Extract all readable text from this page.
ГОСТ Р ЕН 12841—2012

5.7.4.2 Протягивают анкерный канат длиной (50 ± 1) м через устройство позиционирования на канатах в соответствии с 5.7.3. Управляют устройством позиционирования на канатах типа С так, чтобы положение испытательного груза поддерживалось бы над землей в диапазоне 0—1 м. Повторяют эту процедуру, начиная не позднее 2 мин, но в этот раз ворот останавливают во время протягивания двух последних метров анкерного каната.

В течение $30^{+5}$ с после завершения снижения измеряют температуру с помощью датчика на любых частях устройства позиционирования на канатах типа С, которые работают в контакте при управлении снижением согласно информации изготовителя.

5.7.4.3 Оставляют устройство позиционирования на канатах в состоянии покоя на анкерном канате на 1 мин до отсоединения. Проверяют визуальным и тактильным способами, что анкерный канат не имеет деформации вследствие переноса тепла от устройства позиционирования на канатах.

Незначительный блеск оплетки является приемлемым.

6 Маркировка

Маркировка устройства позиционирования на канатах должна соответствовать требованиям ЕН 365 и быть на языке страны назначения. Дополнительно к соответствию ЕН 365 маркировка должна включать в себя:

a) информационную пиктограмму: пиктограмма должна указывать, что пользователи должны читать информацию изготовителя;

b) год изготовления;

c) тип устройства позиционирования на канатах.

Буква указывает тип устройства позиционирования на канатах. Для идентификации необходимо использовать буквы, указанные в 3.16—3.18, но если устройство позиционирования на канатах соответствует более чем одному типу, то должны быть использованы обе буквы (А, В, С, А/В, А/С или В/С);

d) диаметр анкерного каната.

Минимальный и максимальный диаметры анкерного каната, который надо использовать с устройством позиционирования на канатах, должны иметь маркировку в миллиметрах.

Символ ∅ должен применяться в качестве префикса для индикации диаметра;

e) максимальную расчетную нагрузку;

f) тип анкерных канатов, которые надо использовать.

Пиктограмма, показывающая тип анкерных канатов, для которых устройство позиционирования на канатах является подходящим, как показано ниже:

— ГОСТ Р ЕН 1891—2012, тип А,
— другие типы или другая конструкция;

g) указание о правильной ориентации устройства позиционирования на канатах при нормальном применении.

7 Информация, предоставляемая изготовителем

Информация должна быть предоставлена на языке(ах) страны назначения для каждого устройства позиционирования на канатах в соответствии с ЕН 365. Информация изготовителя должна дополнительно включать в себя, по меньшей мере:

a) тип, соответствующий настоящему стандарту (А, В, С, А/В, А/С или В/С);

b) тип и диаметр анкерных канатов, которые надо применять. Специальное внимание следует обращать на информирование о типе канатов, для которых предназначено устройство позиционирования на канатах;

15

■ Description of the task ■
Print the records above in full, exactly.

■ Output below ■
Extract all readable text from this page.
ГОСТ Р ЕН 12841—2012

5.7.4.2 Протягивают анкерный канат длиной (50 ± 1) м через устройство позиционирования на канатах в соответствии с 5.7.3. Управляют устройством позиционирования на канатах типа С так, чтобы положение испытательного груза поддерживалось бы над землей в диапазоне 0—1 м. Повторяют эту процедуру, начиная не позднее 2 мин, но в этот раз ворот останавливают во время протягивания двух последних метров анкерного каната.

В течение $30^{+5}$ с после завершения снижения измеряют температуру с помощью датчика на любых частях устройства позиционирования на канатах типа С, которые работают в контакте при управлении снижением согласно информации изготовителя.

5.7.4.3 Оставляют устройство позиционирования на канатах в состоянии покоя на анкерном канате на 1 мин до отсоединения. Проверяют визуальным и тактильным способами, что анкерный канат не имеет деформации вследствие переноса тепла от устройства позиционирования на канатах.

Незначительный блеск оплетки является приемлемым.

6 Маркировка

Маркировка устройства позиционирования на канатах должна соответствовать требованиям ЕН 365 и быть на языке страны назначения. Дополнительно к соответствию ЕН 365 маркировка должна включать в себя:

a) информационную пиктограмму: пиктограмма должна указывать, что пользователи должны читать информацию изготовителя;

b) год изготовления;

c) тип устройства позиционирования на канатах.

Буква указывает тип устройства позиционирования на канатах. Для идентификации необходимо использовать буквы, указанные в 3.16—3.18, но если устройство позиционирования на канатах соответствует более чем одному типу, то должны быть использованы обе буквы (А, В, С, А/В, А/С или В/С);

d) диаметр анкерного каната.

Минимальный и максимальный диаметры анкерного каната, который надо использовать с устройством позиционирования на канатах, должны иметь маркировку в миллиметрах.

Символ ∅ должен применяться в качестве префикса для индикации диаметра;

e) максимальную расчетную нагрузку;

f) тип анкерных канатов, которые надо использовать.

Пиктограмма, показывающая тип анкерных канатов, для которых устройство позиционирования на канатах является подходящим, как показано ниже:

— ГОСТ Р ЕН 1891—2012, тип А,
— другие типы или другая конструкция;

g) указание о правильной ориентации устройства позиционирования на канатах при нормальном применении.

7 Информация, предоставляемая изготовителем

Информация должна быть предоставлена на языке(ах) страны назначения для каждого устройства позиционирования на канатах в соответствии с ЕН 365. Информация изготовителя должна дополнительно включать в себя, по меньшей мере:

a) тип, соответствующий настоящему стандарту (А, В, С, А/В, А/С или В/С);

b) тип и диаметр анкерных канатов, которые надо применять. Специальное внимание следует обращать на информирование о типе канатов, для которых предназначено устройство позиционирования на канатах;

15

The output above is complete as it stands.